▶ [The task]: Output every entry exactly, from the first line to the last.

(A run of records)
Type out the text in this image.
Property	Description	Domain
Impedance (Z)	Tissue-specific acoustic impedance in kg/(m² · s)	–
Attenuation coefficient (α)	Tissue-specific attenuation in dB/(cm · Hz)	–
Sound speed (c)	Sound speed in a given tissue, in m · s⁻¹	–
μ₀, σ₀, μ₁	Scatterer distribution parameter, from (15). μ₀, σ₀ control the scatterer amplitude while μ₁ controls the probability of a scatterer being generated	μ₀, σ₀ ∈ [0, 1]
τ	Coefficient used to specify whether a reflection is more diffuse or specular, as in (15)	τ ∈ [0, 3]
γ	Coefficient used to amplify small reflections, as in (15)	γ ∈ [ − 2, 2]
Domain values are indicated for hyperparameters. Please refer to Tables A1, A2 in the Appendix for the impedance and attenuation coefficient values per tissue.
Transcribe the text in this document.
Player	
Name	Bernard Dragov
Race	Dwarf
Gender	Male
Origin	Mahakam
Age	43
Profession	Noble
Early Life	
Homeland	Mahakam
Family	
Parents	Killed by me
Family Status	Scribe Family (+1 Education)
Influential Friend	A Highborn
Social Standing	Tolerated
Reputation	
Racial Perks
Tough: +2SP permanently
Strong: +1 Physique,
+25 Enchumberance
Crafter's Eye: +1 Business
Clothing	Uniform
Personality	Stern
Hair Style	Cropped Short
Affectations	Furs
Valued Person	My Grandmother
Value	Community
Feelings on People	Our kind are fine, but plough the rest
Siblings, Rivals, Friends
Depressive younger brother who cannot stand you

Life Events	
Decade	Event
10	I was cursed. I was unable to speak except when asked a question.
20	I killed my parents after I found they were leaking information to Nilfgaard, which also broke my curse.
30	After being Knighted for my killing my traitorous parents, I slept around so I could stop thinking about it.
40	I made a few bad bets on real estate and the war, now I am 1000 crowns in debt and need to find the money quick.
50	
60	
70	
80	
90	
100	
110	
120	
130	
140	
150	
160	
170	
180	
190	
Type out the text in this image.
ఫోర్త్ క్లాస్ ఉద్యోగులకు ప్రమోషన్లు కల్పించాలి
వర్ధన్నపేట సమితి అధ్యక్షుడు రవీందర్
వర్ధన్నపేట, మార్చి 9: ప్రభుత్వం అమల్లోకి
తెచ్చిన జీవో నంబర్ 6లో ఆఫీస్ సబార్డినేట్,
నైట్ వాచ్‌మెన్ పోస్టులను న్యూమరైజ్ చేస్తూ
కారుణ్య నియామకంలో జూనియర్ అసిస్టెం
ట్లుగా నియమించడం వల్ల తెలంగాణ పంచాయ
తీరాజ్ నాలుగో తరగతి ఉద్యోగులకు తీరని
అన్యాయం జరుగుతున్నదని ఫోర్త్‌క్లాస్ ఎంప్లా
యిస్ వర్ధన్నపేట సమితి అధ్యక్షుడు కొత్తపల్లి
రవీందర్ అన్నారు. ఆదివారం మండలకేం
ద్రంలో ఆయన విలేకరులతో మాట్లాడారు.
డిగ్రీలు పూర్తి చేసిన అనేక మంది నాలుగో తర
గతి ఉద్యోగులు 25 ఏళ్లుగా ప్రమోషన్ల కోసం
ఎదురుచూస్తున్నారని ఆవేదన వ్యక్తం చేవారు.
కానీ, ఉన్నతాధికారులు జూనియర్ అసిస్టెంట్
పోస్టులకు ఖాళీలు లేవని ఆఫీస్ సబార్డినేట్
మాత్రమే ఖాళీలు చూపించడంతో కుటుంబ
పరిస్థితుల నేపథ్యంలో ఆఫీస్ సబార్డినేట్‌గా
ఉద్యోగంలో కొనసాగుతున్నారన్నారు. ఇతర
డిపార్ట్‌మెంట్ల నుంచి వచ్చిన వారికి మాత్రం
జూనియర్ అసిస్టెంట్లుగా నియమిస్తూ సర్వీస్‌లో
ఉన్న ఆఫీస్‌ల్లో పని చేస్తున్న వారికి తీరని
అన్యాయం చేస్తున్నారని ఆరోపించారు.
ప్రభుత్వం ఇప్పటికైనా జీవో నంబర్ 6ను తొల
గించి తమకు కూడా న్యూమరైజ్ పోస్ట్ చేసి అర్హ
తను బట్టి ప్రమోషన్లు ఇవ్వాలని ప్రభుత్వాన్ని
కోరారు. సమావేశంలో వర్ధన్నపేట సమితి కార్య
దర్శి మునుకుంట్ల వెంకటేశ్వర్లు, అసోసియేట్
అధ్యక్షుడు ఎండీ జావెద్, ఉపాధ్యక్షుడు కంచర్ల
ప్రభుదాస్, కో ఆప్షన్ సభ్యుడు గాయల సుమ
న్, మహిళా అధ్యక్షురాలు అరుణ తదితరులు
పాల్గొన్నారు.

▶ [Exercise response]:
Type out the text in this image.
Property	Description	Domain
Impedance (Z)	Tissue-specific acoustic impedance in kg/(m² · s)	–
Attenuation coefficient (α)	Tissue-specific attenuation in dB/(cm · Hz)	–
Sound speed (c)	Sound speed in a given tissue, in m · s⁻¹	–
μ₀, σ₀, μ₁	Scatterer distribution parameter, from (15). μ₀, σ₀ control the scatterer amplitude while μ₁ controls the probability of a scatterer being generated	μ₀, σ₀ ∈ [0, 1]
τ	Coefficient used to specify whether a reflection is more diffuse or specular, as in (15)	τ ∈ [0, 3]
γ	Coefficient used to amplify small reflections, as in (15)	γ ∈ [ − 2, 2]
Domain values are indicated for hyperparameters. Please refer to Tables A1, A2 in the Appendix for the impedance and attenuation coefficient values per tissue.
Transcribe the text in this document.
Player	
Name	Bernard Dragov
Race	Dwarf
Gender	Male
Origin	Mahakam
Age	43
Profession	Noble
Early Life	
Homeland	Mahakam
Family	
Parents	Killed by me
Family Status	Scribe Family (+1 Education)
Influential Friend	A Highborn
Social Standing	Tolerated
Reputation	
Racial Perks
Tough: +2SP permanently
Strong: +1 Physique,
+25 Enchumberance
Crafter's Eye: +1 Business
Clothing	Uniform
Personality	Stern
Hair Style	Cropped Short
Affectations	Furs
Valued Person	My Grandmother
Value	Community
Feelings on People	Our kind are fine, but plough the rest
Siblings, Rivals, Friends
Depressive younger brother who cannot stand you

Life Events	
Decade	Event
10	I was cursed. I was unable to speak except when asked a question.
20	I killed my parents after I found they were leaking information to Nilfgaard, which also broke my curse.
30	After being Knighted for my killing my traitorous parents, I slept around so I could stop thinking about it.
40	I made a few bad bets on real estate and the war, now I am 1000 crowns in debt and need to find the money quick.
50	
60	
70	
80	
90	
100	
110	
120	
130	
140	
150	
160	
170	
180	
190	
Type out the text in this image.
ఫోర్త్ క్లాస్ ఉద్యోగులకు ప్రమోషన్లు కల్పించాలి
వర్ధన్నపేట సమితి అధ్యక్షుడు రవీందర్
వర్ధన్నపేట, మార్చి 9: ప్రభుత్వం అమల్లోకి
తెచ్చిన జీవో నంబర్ 6లో ఆఫీస్ సబార్డినేట్,
నైట్ వాచ్‌మెన్ పోస్టులను న్యూమరైజ్ చేస్తూ
కారుణ్య నియామకంలో జూనియర్ అసిస్టెం
ట్లుగా నియమించడం వల్ల తెలంగాణ పంచాయ
తీరాజ్ నాలుగో తరగతి ఉద్యోగులకు తీరని
అన్యాయం జరుగుతున్నదని ఫోర్త్‌క్లాస్ ఎంప్లా
యిస్ వర్ధన్నపేట సమితి అధ్యక్షుడు కొత్తపల్లి
రవీందర్ అన్నారు. ఆదివారం మండలకేం
ద్రంలో ఆయన విలేకరులతో మాట్లాడారు.
డిగ్రీలు పూర్తి చేసిన అనేక మంది నాలుగో తర
గతి ఉద్యోగులు 25 ఏళ్లుగా ప్రమోషన్ల కోసం
ఎదురుచూస్తున్నారని ఆవేదన వ్యక్తం చేవారు.
కానీ, ఉన్నతాధికారులు జూనియర్ అసిస్టెంట్
పోస్టులకు ఖాళీలు లేవని ఆఫీస్ సబార్డినేట్
మాత్రమే ఖాళీలు చూపించడంతో కుటుంబ
పరిస్థితుల నేపథ్యంలో ఆఫీస్ సబార్డినేట్‌గా
ఉద్యోగంలో కొనసాగుతున్నారన్నారు. ఇతర
డిపార్ట్‌మెంట్ల నుంచి వచ్చిన వారికి మాత్రం
జూనియర్ అసిస్టెంట్లుగా నియమిస్తూ సర్వీస్‌లో
ఉన్న ఆఫీస్‌ల్లో పని చేస్తున్న వారికి తీరని
అన్యాయం చేస్తున్నారని ఆరోపించారు.
ప్రభుత్వం ఇప్పటికైనా జీవో నంబర్ 6ను తొల
గించి తమకు కూడా న్యూమరైజ్ పోస్ట్ చేసి అర్హ
తను బట్టి ప్రమోషన్లు ఇవ్వాలని ప్రభుత్వాన్ని
కోరారు. సమావేశంలో వర్ధన్నపేట సమితి కార్య
దర్శి మునుకుంట్ల వెంకటేశ్వర్లు, అసోసియేట్
అధ్యక్షుడు ఎండీ జావెద్, ఉపాధ్యక్షుడు కంచర్ల
ప్రభుదాస్, కో ఆప్షన్ సభ్యుడు గాయల సుమ
న్, మహిళా అధ్యక్షురాలు అరుణ తదితరులు
పాల్గొన్నారు.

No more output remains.